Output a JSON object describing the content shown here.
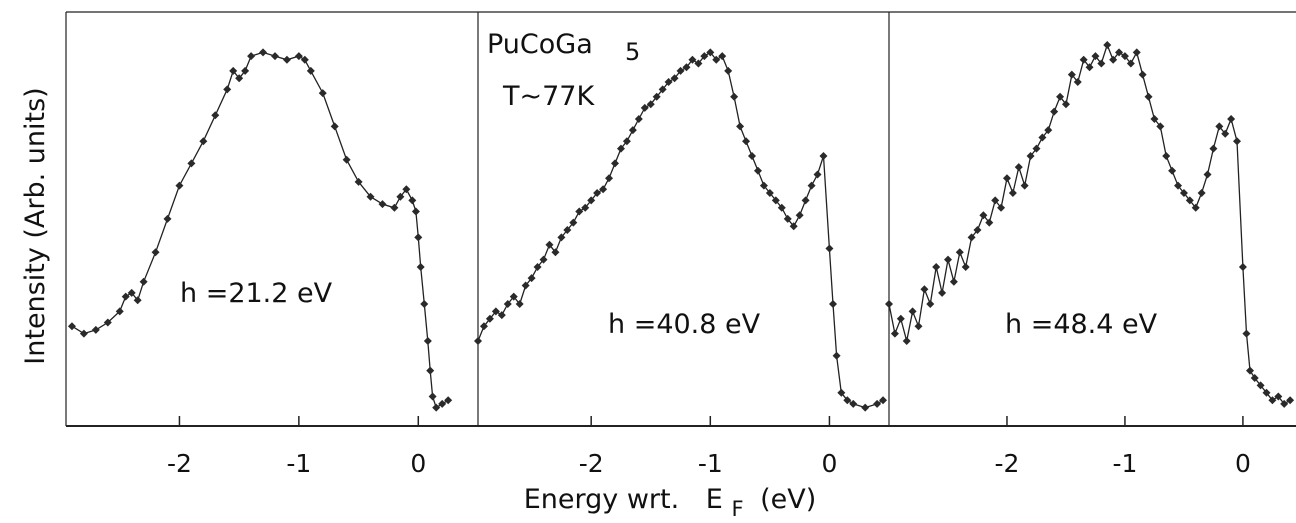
{
  "chart_data": [
    {
      "type": "line",
      "annotation": "h  =21.2 eV",
      "xlim": [
        -2.95,
        0.5
      ],
      "ylim": [
        0,
        1
      ],
      "xticks": [
        "-2",
        "-1",
        "0"
      ],
      "x": [
        -2.9,
        -2.8,
        -2.7,
        -2.6,
        -2.5,
        -2.45,
        -2.4,
        -2.35,
        -2.3,
        -2.2,
        -2.1,
        -2.0,
        -1.9,
        -1.8,
        -1.7,
        -1.6,
        -1.55,
        -1.5,
        -1.45,
        -1.4,
        -1.3,
        -1.2,
        -1.1,
        -1.0,
        -0.95,
        -0.9,
        -0.8,
        -0.7,
        -0.6,
        -0.5,
        -0.4,
        -0.3,
        -0.2,
        -0.15,
        -0.1,
        -0.05,
        -0.02,
        0.0,
        0.02,
        0.05,
        0.08,
        0.1,
        0.12,
        0.15,
        0.2,
        0.25
      ],
      "values": [
        0.24,
        0.22,
        0.23,
        0.25,
        0.28,
        0.32,
        0.33,
        0.31,
        0.36,
        0.44,
        0.53,
        0.62,
        0.68,
        0.74,
        0.81,
        0.88,
        0.93,
        0.91,
        0.93,
        0.97,
        0.98,
        0.97,
        0.96,
        0.97,
        0.96,
        0.93,
        0.87,
        0.78,
        0.69,
        0.63,
        0.59,
        0.57,
        0.56,
        0.59,
        0.61,
        0.58,
        0.55,
        0.48,
        0.4,
        0.3,
        0.2,
        0.12,
        0.05,
        0.02,
        0.03,
        0.04
      ]
    },
    {
      "type": "line",
      "annotation": "h  =40.8 eV",
      "title_lines": [
        "PuCoGa",
        "5",
        "T~77K"
      ],
      "xlim": [
        -2.95,
        0.5
      ],
      "ylim": [
        0,
        1
      ],
      "xticks": [
        "-2",
        "-1",
        "0"
      ],
      "x": [
        -2.95,
        -2.9,
        -2.85,
        -2.8,
        -2.75,
        -2.7,
        -2.65,
        -2.6,
        -2.55,
        -2.5,
        -2.45,
        -2.4,
        -2.35,
        -2.3,
        -2.25,
        -2.2,
        -2.15,
        -2.1,
        -2.05,
        -2.0,
        -1.95,
        -1.9,
        -1.85,
        -1.8,
        -1.75,
        -1.7,
        -1.65,
        -1.6,
        -1.55,
        -1.5,
        -1.45,
        -1.4,
        -1.35,
        -1.3,
        -1.25,
        -1.2,
        -1.15,
        -1.1,
        -1.05,
        -1.0,
        -0.95,
        -0.9,
        -0.85,
        -0.8,
        -0.75,
        -0.7,
        -0.65,
        -0.6,
        -0.55,
        -0.5,
        -0.45,
        -0.4,
        -0.35,
        -0.3,
        -0.25,
        -0.2,
        -0.15,
        -0.1,
        -0.05,
        0.0,
        0.03,
        0.06,
        0.1,
        0.15,
        0.2,
        0.3,
        0.4,
        0.45
      ],
      "values": [
        0.2,
        0.24,
        0.26,
        0.28,
        0.27,
        0.3,
        0.32,
        0.3,
        0.35,
        0.37,
        0.4,
        0.42,
        0.46,
        0.44,
        0.48,
        0.5,
        0.52,
        0.55,
        0.56,
        0.58,
        0.6,
        0.61,
        0.64,
        0.68,
        0.72,
        0.74,
        0.77,
        0.8,
        0.83,
        0.84,
        0.86,
        0.88,
        0.9,
        0.91,
        0.93,
        0.94,
        0.96,
        0.95,
        0.97,
        0.98,
        0.96,
        0.97,
        0.93,
        0.86,
        0.78,
        0.74,
        0.7,
        0.66,
        0.62,
        0.6,
        0.58,
        0.56,
        0.53,
        0.51,
        0.54,
        0.58,
        0.62,
        0.65,
        0.7,
        0.45,
        0.3,
        0.16,
        0.06,
        0.04,
        0.03,
        0.02,
        0.03,
        0.04
      ]
    },
    {
      "type": "line",
      "annotation": "h  =48.4 eV",
      "xlim": [
        -3.0,
        0.45
      ],
      "ylim": [
        0,
        1
      ],
      "xticks": [
        "-2",
        "-1",
        "0"
      ],
      "x": [
        -3.0,
        -2.95,
        -2.9,
        -2.85,
        -2.8,
        -2.75,
        -2.7,
        -2.65,
        -2.6,
        -2.55,
        -2.5,
        -2.45,
        -2.4,
        -2.35,
        -2.3,
        -2.25,
        -2.2,
        -2.15,
        -2.1,
        -2.05,
        -2.0,
        -1.95,
        -1.9,
        -1.85,
        -1.8,
        -1.75,
        -1.7,
        -1.65,
        -1.6,
        -1.55,
        -1.5,
        -1.45,
        -1.4,
        -1.35,
        -1.3,
        -1.25,
        -1.2,
        -1.15,
        -1.1,
        -1.05,
        -1.0,
        -0.95,
        -0.9,
        -0.85,
        -0.8,
        -0.75,
        -0.7,
        -0.65,
        -0.6,
        -0.55,
        -0.5,
        -0.45,
        -0.4,
        -0.35,
        -0.3,
        -0.25,
        -0.2,
        -0.15,
        -0.1,
        -0.05,
        0.0,
        0.03,
        0.06,
        0.1,
        0.15,
        0.2,
        0.25,
        0.3,
        0.35,
        0.4
      ],
      "values": [
        0.3,
        0.22,
        0.26,
        0.2,
        0.28,
        0.24,
        0.34,
        0.3,
        0.4,
        0.33,
        0.42,
        0.36,
        0.44,
        0.4,
        0.48,
        0.5,
        0.54,
        0.52,
        0.58,
        0.56,
        0.64,
        0.6,
        0.67,
        0.62,
        0.7,
        0.72,
        0.75,
        0.77,
        0.82,
        0.86,
        0.84,
        0.92,
        0.9,
        0.96,
        0.94,
        0.97,
        0.95,
        1.0,
        0.96,
        0.98,
        0.97,
        0.95,
        0.98,
        0.92,
        0.86,
        0.8,
        0.78,
        0.7,
        0.66,
        0.62,
        0.6,
        0.58,
        0.56,
        0.6,
        0.65,
        0.72,
        0.78,
        0.76,
        0.8,
        0.74,
        0.4,
        0.22,
        0.12,
        0.1,
        0.08,
        0.06,
        0.04,
        0.05,
        0.03,
        0.04
      ]
    }
  ],
  "axes": {
    "ylabel": "Intensity (Arb. units)",
    "xlabel_main": "Energy wrt.",
    "xlabel_e": "E",
    "xlabel_sub": "F",
    "xlabel_unit": "(eV)"
  }
}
++++++
SET PROBLEM:
Filter for "annotation". Return all lines that hold it.

SOLUTION FOR THIS PROBLEM:
      "annotation": "h  =21.2 eV",
      "annotation": "h  =40.8 eV",
      "annotation": "h  =48.4 eV",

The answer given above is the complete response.